Only a number is expected: how many lines in the data below contain the word "Lights".

##### Dataset

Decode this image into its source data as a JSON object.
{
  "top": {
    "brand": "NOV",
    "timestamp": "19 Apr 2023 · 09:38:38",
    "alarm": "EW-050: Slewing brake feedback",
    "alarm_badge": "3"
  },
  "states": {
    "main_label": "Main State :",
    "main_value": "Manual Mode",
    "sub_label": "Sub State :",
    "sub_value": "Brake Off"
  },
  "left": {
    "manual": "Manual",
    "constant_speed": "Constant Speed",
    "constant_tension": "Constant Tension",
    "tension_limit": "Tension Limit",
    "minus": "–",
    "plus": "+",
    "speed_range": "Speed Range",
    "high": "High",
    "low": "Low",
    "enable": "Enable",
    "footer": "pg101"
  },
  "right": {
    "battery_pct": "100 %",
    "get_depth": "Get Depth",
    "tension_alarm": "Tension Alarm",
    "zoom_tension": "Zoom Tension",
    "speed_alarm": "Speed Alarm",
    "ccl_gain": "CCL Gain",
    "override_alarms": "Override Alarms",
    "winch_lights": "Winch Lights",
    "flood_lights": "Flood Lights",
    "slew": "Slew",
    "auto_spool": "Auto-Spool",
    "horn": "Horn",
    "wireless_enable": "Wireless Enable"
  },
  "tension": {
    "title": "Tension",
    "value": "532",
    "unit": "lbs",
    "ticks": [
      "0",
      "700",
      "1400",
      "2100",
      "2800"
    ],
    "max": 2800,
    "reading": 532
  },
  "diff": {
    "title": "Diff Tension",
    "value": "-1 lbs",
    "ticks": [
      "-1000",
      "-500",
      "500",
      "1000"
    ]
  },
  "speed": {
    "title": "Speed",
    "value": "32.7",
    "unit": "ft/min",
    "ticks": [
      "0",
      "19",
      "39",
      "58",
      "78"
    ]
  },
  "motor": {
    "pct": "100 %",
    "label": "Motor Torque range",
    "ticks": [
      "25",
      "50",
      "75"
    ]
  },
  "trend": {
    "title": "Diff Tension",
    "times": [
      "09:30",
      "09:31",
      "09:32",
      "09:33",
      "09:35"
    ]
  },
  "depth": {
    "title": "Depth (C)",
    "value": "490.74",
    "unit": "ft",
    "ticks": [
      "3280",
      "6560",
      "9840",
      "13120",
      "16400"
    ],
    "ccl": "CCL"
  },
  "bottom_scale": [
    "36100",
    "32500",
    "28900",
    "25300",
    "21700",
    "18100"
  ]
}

##########

The output:
2